** Aim **
Pictures stay out; everything else in the records below is copied exactly.

** Task material **
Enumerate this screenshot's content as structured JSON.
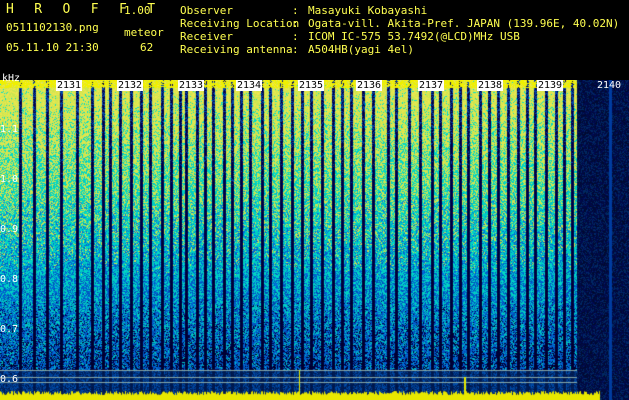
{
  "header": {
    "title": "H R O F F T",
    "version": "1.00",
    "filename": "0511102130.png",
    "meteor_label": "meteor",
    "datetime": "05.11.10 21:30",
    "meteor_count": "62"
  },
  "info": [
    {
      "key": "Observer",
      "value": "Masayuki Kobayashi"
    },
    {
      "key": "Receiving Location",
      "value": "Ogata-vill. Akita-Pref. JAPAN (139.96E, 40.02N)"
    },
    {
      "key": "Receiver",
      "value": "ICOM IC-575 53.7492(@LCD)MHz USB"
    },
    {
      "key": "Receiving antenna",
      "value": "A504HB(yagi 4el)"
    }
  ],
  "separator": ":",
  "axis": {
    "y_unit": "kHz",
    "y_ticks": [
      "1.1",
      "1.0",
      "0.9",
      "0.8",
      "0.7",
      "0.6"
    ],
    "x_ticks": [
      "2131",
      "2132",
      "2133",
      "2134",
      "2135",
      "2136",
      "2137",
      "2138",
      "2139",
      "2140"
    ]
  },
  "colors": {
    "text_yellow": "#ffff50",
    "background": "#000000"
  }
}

** Result of the task **
Enumerate this screenshot's content as structured JSON.
{
  "header": {
    "title": "H R O F F T",
    "version": "1.00",
    "filename": "0511102130.png",
    "meteor_label": "meteor",
    "datetime": "05.11.10 21:30",
    "meteor_count": "62"
  },
  "info": [
    {
      "key": "Observer",
      "value": "Masayuki Kobayashi"
    },
    {
      "key": "Receiving Location",
      "value": "Ogata-vill. Akita-Pref. JAPAN (139.96E, 40.02N)"
    },
    {
      "key": "Receiver",
      "value": "ICOM IC-575 53.7492(@LCD)MHz USB"
    },
    {
      "key": "Receiving antenna",
      "value": "A504HB(yagi 4el)"
    }
  ],
  "separator": ":",
  "axis": {
    "y_unit": "kHz",
    "y_ticks": [
      "1.1",
      "1.0",
      "0.9",
      "0.8",
      "0.7",
      "0.6"
    ],
    "x_ticks": [
      "2131",
      "2132",
      "2133",
      "2134",
      "2135",
      "2136",
      "2137",
      "2138",
      "2139",
      "2140"
    ]
  },
  "colors": {
    "text_yellow": "#ffff50",
    "background": "#000000"
  }
}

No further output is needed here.